### Articolo

* * * * * * *

Da sempre Secondigliano è legata a doppio filo al mondo dello sport attraverso vere e proprie eccellenze che, nel passato come oggi, hanno portato in alto il nome del quartiere.
In questa gloriosa scia si inserisce il nome di Giuseppe Romano, 55 anni, sposato, padre di tre figli, allenatore di karate , uno dei pochi al mondo ad aver allenato nazionali di quattro continenti. «Sono stato avviato al karate – racconta – perché mio padre, Antonio (deceduto il 3 luglio scorso), mi voleva tenere lontano da quei problemi insiti nel tessuto sociale del quartiere, la droga e la microcriminalità».
I primi passi nel karate Giuseppe li muove in una piccola palestra, al confine con Secondigliano, dove diventa cintura nera. A 13 anni, sul territorio di Napoli, il proseguimento del percorso con un palmares di tutto riguardo. Da atleta, Romano vince tre campionati italiani, un argento agli europei giovanili di Novisad, un bronzo alla Coppa Europa al Pallido di Milano e una Coppa del Mondo nel 1991. Premiato con la medaglia d’oro al valore atletico conferito nel 2001 dal Cio presieduto da Samaranch.

* * * * * * *

### Compito richiesto 1
Ricopia senza cambiare nulla le righe, cominciando da quella che contiene "- day-header[interactable]: 04" e finendo con quella che contiene "- report-card: Upload".

* * * * * * *

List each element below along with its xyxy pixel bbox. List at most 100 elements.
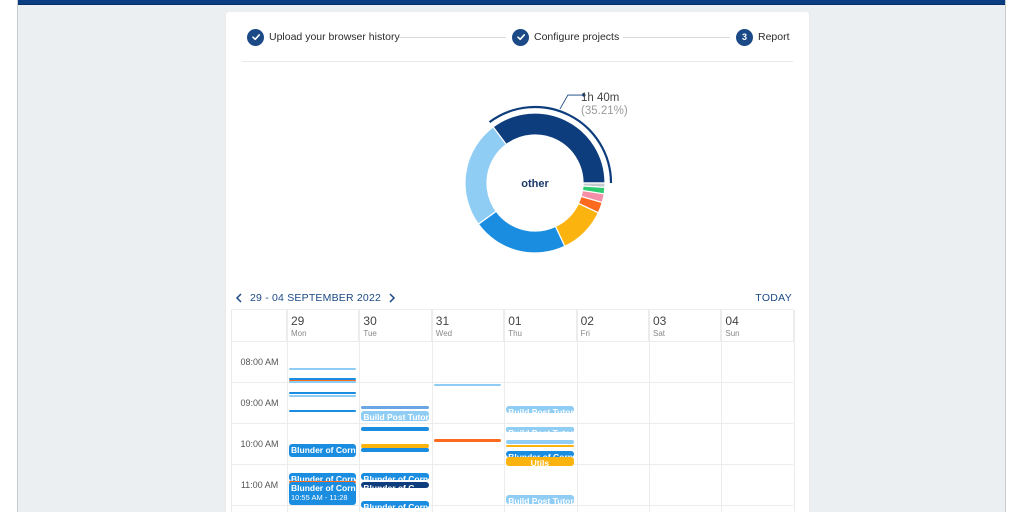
- day-header[interactable]: 04 Sun: [721, 310, 794, 342]
- event-time: 10:55 AM - 11:28: [291, 493, 348, 503]
- day-name: Mon: [291, 329, 307, 338]
- check-icon: [247, 28, 264, 46]
- donut-slice-navy[interactable]: [492, 112, 606, 184]
- calendar-event[interactable]: Blunder of Corn...: [361, 472, 429, 481]
- calendar-event[interactable]: [361, 443, 429, 448]
- calendar-event[interactable]: Build Post Tutor: [361, 411, 429, 422]
- callout-leader-line: [559, 94, 584, 110]
- event-title: Build Post Tutor: [508, 496, 574, 504]
- day-header[interactable]: 01 Thu: [504, 310, 577, 342]
- step-label: Report: [758, 31, 790, 43]
- calendar-event[interactable]: Blunder of Corn...: [289, 473, 357, 481]
- step-number: 3: [736, 28, 753, 46]
- callout-dot: [582, 93, 586, 97]
- day-header[interactable]: 29 Mon: [287, 310, 360, 342]
- day-name: Thu: [508, 329, 522, 338]
- day-header[interactable]: 31 Wed: [432, 310, 505, 342]
- callout-percent: (35.21%): [581, 105, 628, 117]
- event-title: Build Post Tutor: [508, 428, 573, 431]
- donut-chart-area: other 1h 40m (35.21%): [226, 72, 809, 282]
- hour-row: [232, 506, 793, 512]
- calendar-event[interactable]: [289, 394, 357, 398]
- event-title: Blunder of C...: [363, 483, 422, 489]
- calendar-event[interactable]: Blunder of C...: [361, 482, 429, 489]
- calendar-event[interactable]: [433, 383, 502, 387]
- time-label: 10:00 AM: [240, 439, 279, 449]
- app-window: Upload your browser history Configure pr…: [17, 0, 1006, 512]
- step-upload[interactable]: Upload your browser history: [247, 28, 400, 46]
- calendar-header: 29 Mon 30 Tue 31 Wed 01 Thu 02 Fri 03 Sat 04 Sun: [232, 310, 794, 342]
- step-connector: [623, 37, 730, 38]
- calendar-event[interactable]: [361, 447, 429, 452]
- hour-row: 11:00 AM: [232, 465, 793, 506]
- event-title: Build Post Tutor: [363, 412, 429, 422]
- calendar-event[interactable]: Build Post Tutor: [506, 427, 574, 432]
- calendar-event[interactable]: Blunder of Corn...: [361, 500, 429, 509]
- event-title: Blunder of Corn...: [363, 473, 429, 481]
- day-header[interactable]: 02 Fri: [577, 310, 649, 342]
- calendar-event[interactable]: [506, 444, 574, 447]
- event-title: Utils: [530, 458, 550, 466]
- donut-slice-light-blue[interactable]: [464, 126, 508, 225]
- report-card: Upload your browser history Configure pr…: [226, 12, 809, 512]
- event-title: Blunder of Corn...: [508, 451, 574, 458]
- time-label: 09:00 AM: [240, 398, 279, 408]
- chevron-right-icon[interactable]: [385, 291, 399, 305]
- chevron-left-icon[interactable]: [232, 291, 246, 305]
- highlight-arc: [488, 105, 613, 184]
- calendar-event[interactable]: Build Post Tutor: [506, 495, 574, 504]
- day-number: 30: [363, 314, 377, 328]
- calendar-nav: 29 - 04 SEPTEMBER 2022: [232, 290, 399, 306]
- day-name: Fri: [580, 329, 590, 338]
- day-name: Sun: [725, 329, 740, 338]
- donut-chart: other: [464, 93, 613, 254]
- calendar-event[interactable]: [289, 391, 357, 395]
- day-number: 29: [291, 314, 305, 328]
- step-label: Upload your browser history: [269, 31, 400, 43]
- day-header[interactable]: 30 Tue: [359, 310, 432, 342]
- calendar-event[interactable]: Utils: [506, 457, 574, 466]
- divider: [242, 61, 793, 62]
- calendar-event[interactable]: [289, 367, 357, 371]
- today-button[interactable]: TODAY: [755, 292, 792, 304]
- check-icon: [512, 28, 529, 46]
- day-number: 03: [653, 314, 667, 328]
- stepper: Upload your browser history Configure pr…: [226, 12, 809, 62]
- calendar-event[interactable]: [433, 439, 502, 442]
- step-configure[interactable]: Configure projects: [512, 28, 619, 46]
- hour-row: 09:00 AM: [232, 383, 793, 424]
- calendar-event[interactable]: [361, 406, 429, 409]
- top-app-bar: [18, 0, 1005, 5]
- calendar-event[interactable]: Blunder of Corn...: [289, 443, 357, 457]
- week-calendar: 29 Mon 30 Tue 31 Wed 01 Thu 02 Fri 03 Sat 04 Sun 08:0…: [231, 309, 795, 512]
- calendar-event[interactable]: Blunder of Corn...: [506, 450, 574, 458]
- donut-center-label: other: [521, 178, 549, 190]
- day-column-divider: [287, 310, 288, 512]
- day-name: Wed: [435, 329, 453, 338]
- calendar-event[interactable]: [289, 377, 357, 381]
- day-header[interactable]: 03 Sat: [649, 310, 722, 342]
- calendar-event[interactable]: Blunder of Corn... 10:55 AM - 11:28: [289, 482, 357, 505]
- calendar-event[interactable]: [506, 439, 574, 445]
- event-title: Blunder of Corn...: [363, 501, 429, 509]
- day-column-divider: [793, 310, 795, 512]
- step-report[interactable]: 3 Report: [736, 28, 790, 46]
- day-number: 31: [435, 314, 450, 328]
- calendar-event[interactable]: [289, 380, 357, 384]
- calendar-event[interactable]: [289, 379, 357, 383]
- calendar-event[interactable]: [289, 409, 357, 413]
- day-number: 02: [580, 314, 594, 328]
- hour-row: 08:00 AM: [232, 342, 793, 383]
- day-column-divider: [504, 310, 506, 512]
- day-column-divider: [431, 310, 433, 512]
- donut-slice-blue[interactable]: [477, 210, 566, 254]
- day-column-divider: [649, 310, 650, 512]
- step-label: Configure projects: [534, 31, 620, 43]
- day-name: Sat: [653, 329, 666, 338]
- calendar-event[interactable]: Build Post Tutor: [506, 406, 574, 414]
- event-title: Build Post Tutor: [508, 407, 574, 414]
- calendar-event[interactable]: [361, 426, 429, 431]
- event-title: Blunder of Corn...: [291, 483, 357, 494]
- day-column-divider: [721, 310, 723, 512]
- calendar-event[interactable]: [289, 480, 357, 484]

* * * * * * *

### Compito richiesto 2
Trascrivi parola per parola il passo dell'articolo su Giuseppe Romano, cominciando da "I primi passi" e finendo con "presieduto da Samaranch.".

### Risposta 1
- day-header[interactable]: 04 Sun: [721, 310, 794, 342]
- event-time: 10:55 AM - 11:28: [291, 493, 348, 503]
- day-name: Mon: [291, 329, 307, 338]
- check-icon: [247, 28, 264, 46]
- donut-slice-navy[interactable]: [492, 112, 606, 184]
- calendar-event[interactable]: Blunder of Corn...: [361, 472, 429, 481]
- calendar-event[interactable]: [361, 443, 429, 448]
- calendar-event[interactable]: Build Post Tutor: [361, 411, 429, 422]
- callout-leader-line: [559, 94, 584, 110]
- event-title: Build Post Tutor: [508, 496, 574, 504]
- day-header[interactable]: 01 Thu: [504, 310, 577, 342]
- step-label: Report: [758, 31, 790, 43]
- calendar-event[interactable]: Blunder of Corn...: [289, 473, 357, 481]
- step-number: 3: [736, 28, 753, 46]
- callout-dot: [582, 93, 586, 97]
- day-header[interactable]: 29 Mon: [287, 310, 360, 342]
- day-name: Thu: [508, 329, 522, 338]
- day-header[interactable]: 31 Wed: [432, 310, 505, 342]
- callout-percent: (35.21%): [581, 105, 628, 117]
- event-title: Build Post Tutor: [508, 428, 573, 431]
- donut-chart-area: other 1h 40m (35.21%): [226, 72, 809, 282]
- hour-row: [232, 506, 793, 512]
- calendar-event[interactable]: [289, 394, 357, 398]
- event-title: Blunder of C...: [363, 483, 422, 489]
- calendar-event[interactable]: Blunder of C...: [361, 482, 429, 489]
- calendar-event[interactable]: [433, 383, 502, 387]
- time-label: 10:00 AM: [240, 439, 279, 449]
- app-window: Upload your browser history Configure pr…: [17, 0, 1006, 512]
- step-upload[interactable]: Upload your browser history: [247, 28, 400, 46]
- calendar-header: 29 Mon 30 Tue 31 Wed 01 Thu 02 Fri 03 Sat 04 Sun: [232, 310, 794, 342]
- step-connector: [623, 37, 730, 38]
- calendar-event[interactable]: [361, 447, 429, 452]
- hour-row: 11:00 AM: [232, 465, 793, 506]
- event-title: Build Post Tutor: [363, 412, 429, 422]
- calendar-event[interactable]: Build Post Tutor: [506, 427, 574, 432]
- calendar-event[interactable]: Blunder of Corn...: [361, 500, 429, 509]
- event-title: Blunder of Corn...: [363, 473, 429, 481]
- day-header[interactable]: 02 Fri: [577, 310, 649, 342]
- calendar-event[interactable]: [506, 444, 574, 447]
- event-title: Utils: [530, 458, 550, 466]
- donut-slice-light-blue[interactable]: [464, 126, 508, 225]
- report-card: Upload your browser history Configure pr…: [226, 12, 809, 512]

### Risposta 2
I primi passi nel karate Giuseppe li muove in una piccola palestra, al confine con Secondigliano, dove diventa cintura nera. A 13 anni, sul territorio di Napoli, il proseguimento del percorso con un palmares di tutto riguardo. Da atleta, Romano vince tre campionati italiani, un argento agli europei giovanili di Novisad, un bronzo alla Coppa Europa al Pallido di Milano e una Coppa del Mondo nel 1991. Premiato con la medaglia d’oro al valore atletico conferito nel 2001 dal Cio presieduto da Samaranch.